BEGIN
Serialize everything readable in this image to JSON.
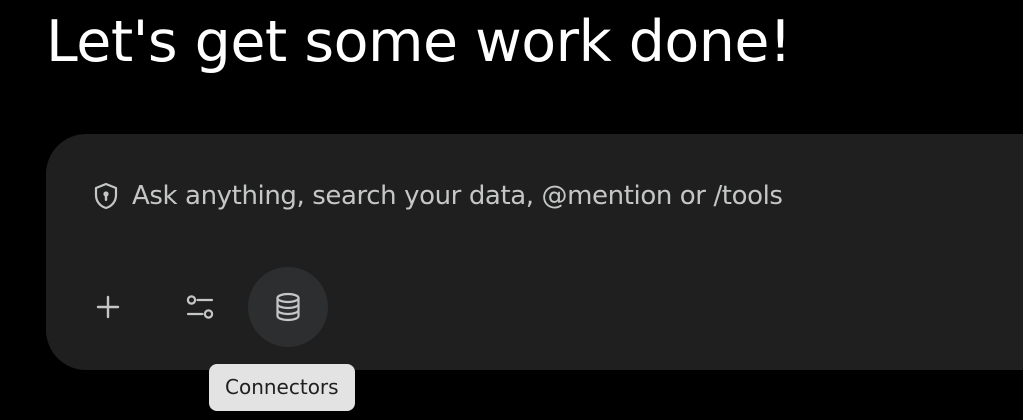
{
  "greeting": {
    "title": "Let's get some work done!"
  },
  "composer": {
    "placeholder": "Ask anything, search your data, @mention or /tools",
    "privacy_icon": "shield-lock-icon",
    "tools": [
      {
        "icon": "plus-icon"
      },
      {
        "icon": "tune-icon"
      },
      {
        "icon": "database-icon"
      }
    ]
  },
  "tooltip": {
    "label": "Connectors"
  },
  "colors": {
    "background": "#000000",
    "composer_bg": "#1f1f1f",
    "text_primary": "#ffffff",
    "text_secondary": "#c4c7c5",
    "hover_circle": "#2d2e2f",
    "tooltip_bg": "#e3e3e3"
  }
}
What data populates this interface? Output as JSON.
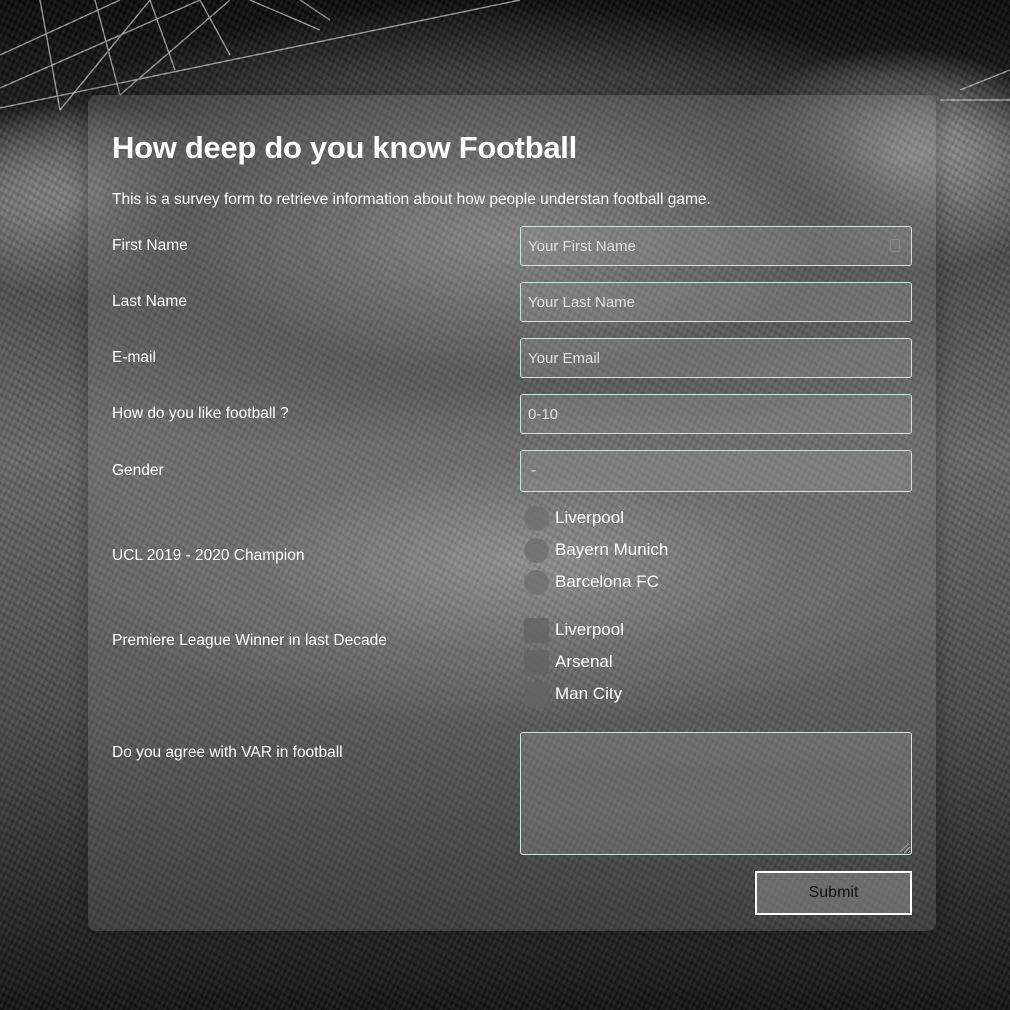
END
▸ YOUR INSTRUCTIONS
Print the entries above exactly, taking out only the pictures.

▸ RESULT OF THE TASK
Serialize everything readable in this image to JSON.
{
  "greeting": {
    "title": "Let's get some work done!"
  },
  "composer": {
    "placeholder": "Ask anything, search your data, @mention or /tools",
    "privacy_icon": "shield-lock-icon",
    "tools": [
      {
        "icon": "plus-icon"
      },
      {
        "icon": "tune-icon"
      },
      {
        "icon": "database-icon"
      }
    ]
  },
  "tooltip": {
    "label": "Connectors"
  },
  "colors": {
    "background": "#000000",
    "composer_bg": "#1f1f1f",
    "text_primary": "#ffffff",
    "text_secondary": "#c4c7c5",
    "hover_circle": "#2d2e2f",
    "tooltip_bg": "#e3e3e3"
  }
}
What data populates this interface? Output as JSON.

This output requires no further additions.